[DATA TO USE]
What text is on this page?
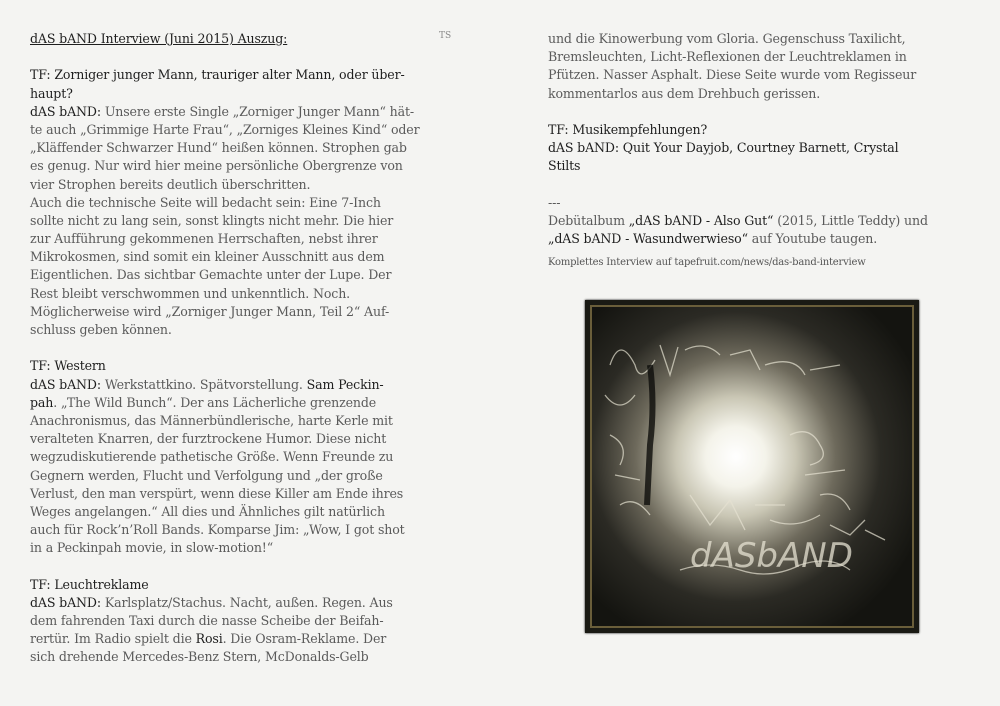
TS
dAS bAND Interview (Juni 2015) Auszug:
TF: Zorniger junger Mann, trauriger alter Mann, oder über-
haupt?
dAS bAND: Unsere erste Single „Zorniger Junger Mann“ hät-
te auch „Grimmige Harte Frau“, „Zorniges Kleines Kind“ oder
„Kläffender Schwarzer Hund“ heißen können. Strophen gab
es genug. Nur wird hier meine persönliche Obergrenze von
vier Strophen bereits deutlich überschritten.
Auch die technische Seite will bedacht sein: Eine 7-Inch
sollte nicht zu lang sein, sonst klingts nicht mehr. Die hier
zur Aufführung gekommenen Herrschaften, nebst ihrer
Mikrokosmen, sind somit ein kleiner Ausschnitt aus dem
Eigentlichen. Das sichtbar Gemachte unter der Lupe. Der
Rest bleibt verschwommen und unkenntlich. Noch.
Möglicherweise wird „Zorniger Junger Mann, Teil 2“ Auf-
schluss geben können.
TF: Western
dAS bAND: Werkstattkino. Spätvorstellung. Sam Peckin-
pah. „The Wild Bunch“. Der ans Lächerliche grenzende
Anachronismus, das Männerbündlerische, harte Kerle mit
veralteten Knarren, der furztrockene Humor. Diese nicht
wegzudiskutierende pathetische Größe. Wenn Freunde zu
Gegnern werden, Flucht und Verfolgung und „der große
Verlust, den man verspürt, wenn diese Killer am Ende ihres
Weges angelangen.“ All dies und Ähnliches gilt natürlich
auch für Rock’n’Roll Bands. Komparse Jim: „Wow, I got shot
in a Peckinpah movie, in slow-motion!“
TF: Leuchtreklame
dAS bAND: Karlsplatz/Stachus. Nacht, außen. Regen. Aus
dem fahrenden Taxi durch die nasse Scheibe der Beifah-
rertür. Im Radio spielt die Rosi. Die Osram-Reklame. Der
sich drehende Mercedes-Benz Stern, McDonalds-Gelb
und die Kinowerbung vom Gloria. Gegenschuss Taxilicht,
Bremsleuchten, Licht-Reflexionen der Leuchtreklamen in
Pfützen. Nasser Asphalt. Diese Seite wurde vom Regisseur
kommentarlos aus dem Drehbuch gerissen.
TF: Musikempfehlungen?
dAS bAND: Quit Your Dayjob, Courtney Barnett, Crystal
Stilts
---
Debütalbum „dAS bAND - Also Gut“ (2015, Little Teddy) und
„dAS bAND - Wasundwerwieso“ auf Youtube taugen.
Komplettes Interview auf tapefruit.com/news/das-band-interview
dASbAND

[WRITTEN TASK] Transcribe the full listing above exactly, with the images removed.

[TASK SOLUTION]
What text is on this page?
TS
dAS bAND Interview (Juni 2015) Auszug:
TF: Zorniger junger Mann, trauriger alter Mann, oder über-
haupt?
dAS bAND: Unsere erste Single „Zorniger Junger Mann“ hät-
te auch „Grimmige Harte Frau“, „Zorniges Kleines Kind“ oder
„Kläffender Schwarzer Hund“ heißen können. Strophen gab
es genug. Nur wird hier meine persönliche Obergrenze von
vier Strophen bereits deutlich überschritten.
Auch die technische Seite will bedacht sein: Eine 7-Inch
sollte nicht zu lang sein, sonst klingts nicht mehr. Die hier
zur Aufführung gekommenen Herrschaften, nebst ihrer
Mikrokosmen, sind somit ein kleiner Ausschnitt aus dem
Eigentlichen. Das sichtbar Gemachte unter der Lupe. Der
Rest bleibt verschwommen und unkenntlich. Noch.
Möglicherweise wird „Zorniger Junger Mann, Teil 2“ Auf-
schluss geben können.
TF: Western
dAS bAND: Werkstattkino. Spätvorstellung. Sam Peckin-
pah. „The Wild Bunch“. Der ans Lächerliche grenzende
Anachronismus, das Männerbündlerische, harte Kerle mit
veralteten Knarren, der furztrockene Humor. Diese nicht
wegzudiskutierende pathetische Größe. Wenn Freunde zu
Gegnern werden, Flucht und Verfolgung und „der große
Verlust, den man verspürt, wenn diese Killer am Ende ihres
Weges angelangen.“ All dies und Ähnliches gilt natürlich
auch für Rock’n’Roll Bands. Komparse Jim: „Wow, I got shot
in a Peckinpah movie, in slow-motion!“
TF: Leuchtreklame
dAS bAND: Karlsplatz/Stachus. Nacht, außen. Regen. Aus
dem fahrenden Taxi durch die nasse Scheibe der Beifah-
rertür. Im Radio spielt die Rosi. Die Osram-Reklame. Der
sich drehende Mercedes-Benz Stern, McDonalds-Gelb
und die Kinowerbung vom Gloria. Gegenschuss Taxilicht,
Bremsleuchten, Licht-Reflexionen der Leuchtreklamen in
Pfützen. Nasser Asphalt. Diese Seite wurde vom Regisseur
kommentarlos aus dem Drehbuch gerissen.
TF: Musikempfehlungen?
dAS bAND: Quit Your Dayjob, Courtney Barnett, Crystal
Stilts
---
Debütalbum „dAS bAND - Also Gut“ (2015, Little Teddy) und
„dAS bAND - Wasundwerwieso“ auf Youtube taugen.
Komplettes Interview auf tapefruit.com/news/das-band-interview
dASbAND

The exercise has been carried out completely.